DIRECTIVE. Extract every entry word for word.
━━━━━ INPUT ROWS
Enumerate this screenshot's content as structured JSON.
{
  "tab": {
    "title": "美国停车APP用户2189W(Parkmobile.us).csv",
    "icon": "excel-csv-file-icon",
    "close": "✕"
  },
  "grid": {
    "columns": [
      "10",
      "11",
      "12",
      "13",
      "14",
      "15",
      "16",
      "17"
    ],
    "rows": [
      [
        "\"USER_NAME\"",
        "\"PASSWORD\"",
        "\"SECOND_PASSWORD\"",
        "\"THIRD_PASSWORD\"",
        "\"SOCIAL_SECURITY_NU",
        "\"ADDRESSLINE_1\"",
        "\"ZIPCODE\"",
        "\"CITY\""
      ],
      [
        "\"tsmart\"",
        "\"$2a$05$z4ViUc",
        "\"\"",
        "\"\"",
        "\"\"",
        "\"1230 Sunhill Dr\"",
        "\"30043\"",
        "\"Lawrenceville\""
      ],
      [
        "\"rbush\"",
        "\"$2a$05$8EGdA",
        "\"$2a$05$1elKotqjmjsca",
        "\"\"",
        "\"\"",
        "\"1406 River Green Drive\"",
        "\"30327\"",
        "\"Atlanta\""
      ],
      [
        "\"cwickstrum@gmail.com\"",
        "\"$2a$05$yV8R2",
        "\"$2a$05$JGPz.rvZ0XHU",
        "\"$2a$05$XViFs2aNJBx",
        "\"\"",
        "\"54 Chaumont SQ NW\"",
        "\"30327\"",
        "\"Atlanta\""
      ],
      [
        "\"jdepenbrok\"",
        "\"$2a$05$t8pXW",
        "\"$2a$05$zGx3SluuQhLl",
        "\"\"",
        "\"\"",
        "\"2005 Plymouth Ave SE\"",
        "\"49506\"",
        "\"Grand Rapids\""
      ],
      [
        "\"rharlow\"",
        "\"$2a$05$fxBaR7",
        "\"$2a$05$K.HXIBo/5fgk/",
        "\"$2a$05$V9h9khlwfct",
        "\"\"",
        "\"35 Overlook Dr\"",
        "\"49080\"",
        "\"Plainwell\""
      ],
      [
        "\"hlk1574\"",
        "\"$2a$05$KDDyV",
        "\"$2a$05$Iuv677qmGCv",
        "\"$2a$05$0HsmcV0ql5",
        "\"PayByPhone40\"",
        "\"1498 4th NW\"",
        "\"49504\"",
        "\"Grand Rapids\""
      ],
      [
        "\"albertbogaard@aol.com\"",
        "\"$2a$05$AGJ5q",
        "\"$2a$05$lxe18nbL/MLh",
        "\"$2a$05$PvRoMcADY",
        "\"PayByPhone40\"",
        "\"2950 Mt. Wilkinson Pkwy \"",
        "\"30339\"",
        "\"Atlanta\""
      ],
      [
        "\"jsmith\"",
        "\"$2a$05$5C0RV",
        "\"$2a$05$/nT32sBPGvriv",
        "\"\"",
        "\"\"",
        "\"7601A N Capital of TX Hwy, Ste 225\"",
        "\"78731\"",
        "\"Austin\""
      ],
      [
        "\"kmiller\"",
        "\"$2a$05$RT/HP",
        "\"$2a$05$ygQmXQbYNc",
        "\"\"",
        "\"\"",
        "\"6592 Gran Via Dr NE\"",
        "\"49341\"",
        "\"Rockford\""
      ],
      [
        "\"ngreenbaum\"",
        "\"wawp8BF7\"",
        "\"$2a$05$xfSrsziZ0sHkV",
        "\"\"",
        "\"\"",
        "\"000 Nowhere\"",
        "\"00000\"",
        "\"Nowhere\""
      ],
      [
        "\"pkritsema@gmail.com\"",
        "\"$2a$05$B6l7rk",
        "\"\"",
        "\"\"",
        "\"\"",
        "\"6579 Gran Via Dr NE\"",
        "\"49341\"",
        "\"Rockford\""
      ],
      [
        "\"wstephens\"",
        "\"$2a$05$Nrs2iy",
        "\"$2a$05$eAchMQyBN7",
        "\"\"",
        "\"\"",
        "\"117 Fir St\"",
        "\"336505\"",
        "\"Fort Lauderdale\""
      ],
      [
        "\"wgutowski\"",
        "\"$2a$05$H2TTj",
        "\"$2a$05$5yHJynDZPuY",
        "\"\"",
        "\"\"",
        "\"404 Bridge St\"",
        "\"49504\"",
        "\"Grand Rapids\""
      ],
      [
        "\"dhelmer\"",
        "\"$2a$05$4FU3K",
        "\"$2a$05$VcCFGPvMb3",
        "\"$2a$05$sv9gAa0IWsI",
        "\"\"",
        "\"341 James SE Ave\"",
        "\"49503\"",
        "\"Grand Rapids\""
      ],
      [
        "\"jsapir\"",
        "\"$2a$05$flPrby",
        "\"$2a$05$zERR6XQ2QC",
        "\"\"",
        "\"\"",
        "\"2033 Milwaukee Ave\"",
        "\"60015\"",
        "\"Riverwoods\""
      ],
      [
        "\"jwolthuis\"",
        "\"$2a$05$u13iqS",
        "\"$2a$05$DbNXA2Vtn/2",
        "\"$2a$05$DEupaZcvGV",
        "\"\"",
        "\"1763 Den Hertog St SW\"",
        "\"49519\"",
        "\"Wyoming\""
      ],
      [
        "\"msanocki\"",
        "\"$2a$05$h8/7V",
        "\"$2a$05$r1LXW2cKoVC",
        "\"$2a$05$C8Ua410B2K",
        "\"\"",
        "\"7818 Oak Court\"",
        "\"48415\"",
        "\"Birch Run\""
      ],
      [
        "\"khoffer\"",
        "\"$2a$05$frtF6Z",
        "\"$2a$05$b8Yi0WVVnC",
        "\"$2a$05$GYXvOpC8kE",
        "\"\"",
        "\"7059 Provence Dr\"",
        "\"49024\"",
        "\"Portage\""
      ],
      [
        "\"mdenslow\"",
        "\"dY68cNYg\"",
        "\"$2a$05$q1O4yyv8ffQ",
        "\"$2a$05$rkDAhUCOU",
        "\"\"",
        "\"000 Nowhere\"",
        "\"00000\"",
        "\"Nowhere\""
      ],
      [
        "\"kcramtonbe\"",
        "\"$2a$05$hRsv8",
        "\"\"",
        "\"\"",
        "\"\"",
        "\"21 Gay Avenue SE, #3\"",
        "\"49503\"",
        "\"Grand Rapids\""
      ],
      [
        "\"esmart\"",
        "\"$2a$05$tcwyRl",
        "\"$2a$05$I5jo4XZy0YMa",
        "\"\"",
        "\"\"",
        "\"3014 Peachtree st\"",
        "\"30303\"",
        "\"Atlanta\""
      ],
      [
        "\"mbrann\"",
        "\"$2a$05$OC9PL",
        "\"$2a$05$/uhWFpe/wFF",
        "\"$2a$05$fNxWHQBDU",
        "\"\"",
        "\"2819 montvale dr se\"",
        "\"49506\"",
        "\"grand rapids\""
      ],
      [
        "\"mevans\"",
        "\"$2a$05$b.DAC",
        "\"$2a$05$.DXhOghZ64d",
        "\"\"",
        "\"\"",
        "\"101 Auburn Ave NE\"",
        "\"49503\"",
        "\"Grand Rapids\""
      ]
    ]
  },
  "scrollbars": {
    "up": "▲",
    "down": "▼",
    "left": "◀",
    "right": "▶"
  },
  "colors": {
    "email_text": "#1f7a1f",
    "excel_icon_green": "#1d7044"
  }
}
━━━━━━━━━━
RESULT OF THE TASK.
Enumerate this screenshot's content as structured JSON.
{
  "tab": {
    "title": "美国停车APP用户2189W(Parkmobile.us).csv",
    "icon": "excel-csv-file-icon",
    "close": "✕"
  },
  "grid": {
    "columns": [
      "10",
      "11",
      "12",
      "13",
      "14",
      "15",
      "16",
      "17"
    ],
    "rows": [
      [
        "\"USER_NAME\"",
        "\"PASSWORD\"",
        "\"SECOND_PASSWORD\"",
        "\"THIRD_PASSWORD\"",
        "\"SOCIAL_SECURITY_NU",
        "\"ADDRESSLINE_1\"",
        "\"ZIPCODE\"",
        "\"CITY\""
      ],
      [
        "\"tsmart\"",
        "\"$2a$05$z4ViUc",
        "\"\"",
        "\"\"",
        "\"\"",
        "\"1230 Sunhill Dr\"",
        "\"30043\"",
        "\"Lawrenceville\""
      ],
      [
        "\"rbush\"",
        "\"$2a$05$8EGdA",
        "\"$2a$05$1elKotqjmjsca",
        "\"\"",
        "\"\"",
        "\"1406 River Green Drive\"",
        "\"30327\"",
        "\"Atlanta\""
      ],
      [
        "\"cwickstrum@gmail.com\"",
        "\"$2a$05$yV8R2",
        "\"$2a$05$JGPz.rvZ0XHU",
        "\"$2a$05$XViFs2aNJBx",
        "\"\"",
        "\"54 Chaumont SQ NW\"",
        "\"30327\"",
        "\"Atlanta\""
      ],
      [
        "\"jdepenbrok\"",
        "\"$2a$05$t8pXW",
        "\"$2a$05$zGx3SluuQhLl",
        "\"\"",
        "\"\"",
        "\"2005 Plymouth Ave SE\"",
        "\"49506\"",
        "\"Grand Rapids\""
      ],
      [
        "\"rharlow\"",
        "\"$2a$05$fxBaR7",
        "\"$2a$05$K.HXIBo/5fgk/",
        "\"$2a$05$V9h9khlwfct",
        "\"\"",
        "\"35 Overlook Dr\"",
        "\"49080\"",
        "\"Plainwell\""
      ],
      [
        "\"hlk1574\"",
        "\"$2a$05$KDDyV",
        "\"$2a$05$Iuv677qmGCv",
        "\"$2a$05$0HsmcV0ql5",
        "\"PayByPhone40\"",
        "\"1498 4th NW\"",
        "\"49504\"",
        "\"Grand Rapids\""
      ],
      [
        "\"albertbogaard@aol.com\"",
        "\"$2a$05$AGJ5q",
        "\"$2a$05$lxe18nbL/MLh",
        "\"$2a$05$PvRoMcADY",
        "\"PayByPhone40\"",
        "\"2950 Mt. Wilkinson Pkwy \"",
        "\"30339\"",
        "\"Atlanta\""
      ],
      [
        "\"jsmith\"",
        "\"$2a$05$5C0RV",
        "\"$2a$05$/nT32sBPGvriv",
        "\"\"",
        "\"\"",
        "\"7601A N Capital of TX Hwy, Ste 225\"",
        "\"78731\"",
        "\"Austin\""
      ],
      [
        "\"kmiller\"",
        "\"$2a$05$RT/HP",
        "\"$2a$05$ygQmXQbYNc",
        "\"\"",
        "\"\"",
        "\"6592 Gran Via Dr NE\"",
        "\"49341\"",
        "\"Rockford\""
      ],
      [
        "\"ngreenbaum\"",
        "\"wawp8BF7\"",
        "\"$2a$05$xfSrsziZ0sHkV",
        "\"\"",
        "\"\"",
        "\"000 Nowhere\"",
        "\"00000\"",
        "\"Nowhere\""
      ],
      [
        "\"pkritsema@gmail.com\"",
        "\"$2a$05$B6l7rk",
        "\"\"",
        "\"\"",
        "\"\"",
        "\"6579 Gran Via Dr NE\"",
        "\"49341\"",
        "\"Rockford\""
      ],
      [
        "\"wstephens\"",
        "\"$2a$05$Nrs2iy",
        "\"$2a$05$eAchMQyBN7",
        "\"\"",
        "\"\"",
        "\"117 Fir St\"",
        "\"336505\"",
        "\"Fort Lauderdale\""
      ],
      [
        "\"wgutowski\"",
        "\"$2a$05$H2TTj",
        "\"$2a$05$5yHJynDZPuY",
        "\"\"",
        "\"\"",
        "\"404 Bridge St\"",
        "\"49504\"",
        "\"Grand Rapids\""
      ],
      [
        "\"dhelmer\"",
        "\"$2a$05$4FU3K",
        "\"$2a$05$VcCFGPvMb3",
        "\"$2a$05$sv9gAa0IWsI",
        "\"\"",
        "\"341 James SE Ave\"",
        "\"49503\"",
        "\"Grand Rapids\""
      ],
      [
        "\"jsapir\"",
        "\"$2a$05$flPrby",
        "\"$2a$05$zERR6XQ2QC",
        "\"\"",
        "\"\"",
        "\"2033 Milwaukee Ave\"",
        "\"60015\"",
        "\"Riverwoods\""
      ],
      [
        "\"jwolthuis\"",
        "\"$2a$05$u13iqS",
        "\"$2a$05$DbNXA2Vtn/2",
        "\"$2a$05$DEupaZcvGV",
        "\"\"",
        "\"1763 Den Hertog St SW\"",
        "\"49519\"",
        "\"Wyoming\""
      ],
      [
        "\"msanocki\"",
        "\"$2a$05$h8/7V",
        "\"$2a$05$r1LXW2cKoVC",
        "\"$2a$05$C8Ua410B2K",
        "\"\"",
        "\"7818 Oak Court\"",
        "\"48415\"",
        "\"Birch Run\""
      ],
      [
        "\"khoffer\"",
        "\"$2a$05$frtF6Z",
        "\"$2a$05$b8Yi0WVVnC",
        "\"$2a$05$GYXvOpC8kE",
        "\"\"",
        "\"7059 Provence Dr\"",
        "\"49024\"",
        "\"Portage\""
      ],
      [
        "\"mdenslow\"",
        "\"dY68cNYg\"",
        "\"$2a$05$q1O4yyv8ffQ",
        "\"$2a$05$rkDAhUCOU",
        "\"\"",
        "\"000 Nowhere\"",
        "\"00000\"",
        "\"Nowhere\""
      ],
      [
        "\"kcramtonbe\"",
        "\"$2a$05$hRsv8",
        "\"\"",
        "\"\"",
        "\"\"",
        "\"21 Gay Avenue SE, #3\"",
        "\"49503\"",
        "\"Grand Rapids\""
      ],
      [
        "\"esmart\"",
        "\"$2a$05$tcwyRl",
        "\"$2a$05$I5jo4XZy0YMa",
        "\"\"",
        "\"\"",
        "\"3014 Peachtree st\"",
        "\"30303\"",
        "\"Atlanta\""
      ],
      [
        "\"mbrann\"",
        "\"$2a$05$OC9PL",
        "\"$2a$05$/uhWFpe/wFF",
        "\"$2a$05$fNxWHQBDU",
        "\"\"",
        "\"2819 montvale dr se\"",
        "\"49506\"",
        "\"grand rapids\""
      ],
      [
        "\"mevans\"",
        "\"$2a$05$b.DAC",
        "\"$2a$05$.DXhOghZ64d",
        "\"\"",
        "\"\"",
        "\"101 Auburn Ave NE\"",
        "\"49503\"",
        "\"Grand Rapids\""
      ]
    ]
  },
  "scrollbars": {
    "up": "▲",
    "down": "▼",
    "left": "◀",
    "right": "▶"
  },
  "colors": {
    "email_text": "#1f7a1f",
    "excel_icon_green": "#1d7044"
  }
}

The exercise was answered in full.